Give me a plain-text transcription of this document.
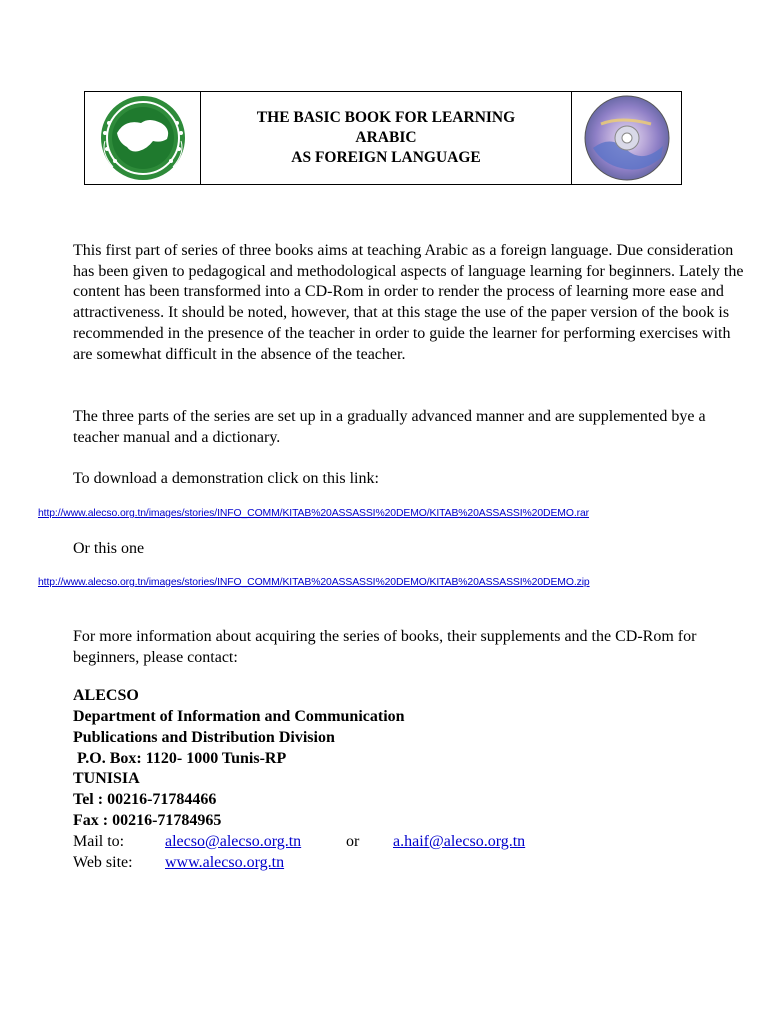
THE BASIC BOOK FOR LEARNING
ARABIC
AS FOREIGN LANGUAGE

This first part of series of three books aims at teaching Arabic as a foreign language. Due consideration has been given to pedagogical and methodological aspects of language learning for beginners. Lately the content has been transformed into a CD-Rom in order to render the process of learning more ease and attractiveness. It should be noted, however, that at this stage the use of the paper version of the book is recommended in the presence of the teacher in order to guide the learner for performing exercises with are somewhat difficult in the absence of the teacher.

The three parts of the series are set up in a gradually advanced manner and are supplemented bye a teacher manual and a dictionary.

To download a demonstration click on this link:

http://www.alecso.org.tn/images/stories/INFO_COMM/KITAB%20ASSASSI%20DEMO/KITAB%20ASSASSI%20DEMO.rar

Or this one

http://www.alecso.org.tn/images/stories/INFO_COMM/KITAB%20ASSASSI%20DEMO/KITAB%20ASSASSI%20DEMO.zip

For more information about acquiring the series of books, their supplements and the CD-Rom for beginners, please contact:

ALECSO
Department of Information and Communication
Publications and Distribution Division
P.O. Box: 1120- 1000 Tunis-RP
TUNISIA
Tel : 00216-71784466
Fax : 00216-71784965
Mail to:	alecso@alecso.org.tn	or a.haif@alecso.org.tn
Web site: www.alecso.org.tn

....

What needs to be done:
Check each line above for the string "series", then copy the ones that have it.

The completed task:
This first part of series of three books aims at teaching Arabic as a foreign language. Due consideration has been given to pedagogical and methodological aspects of language learning for beginners. Lately the content has been transformed into a CD-Rom in order to render the process of learning more ease and attractiveness. It should be noted, however, that at this stage the use of the paper version of the book is recommended in the presence of the teacher in order to guide the learner for performing exercises with are somewhat difficult in the absence of the teacher.
The three parts of the series are set up in a gradually advanced manner and are supplemented bye a teacher manual and a dictionary.
For more information about acquiring the series of books, their supplements and the CD-Rom for beginners, please contact:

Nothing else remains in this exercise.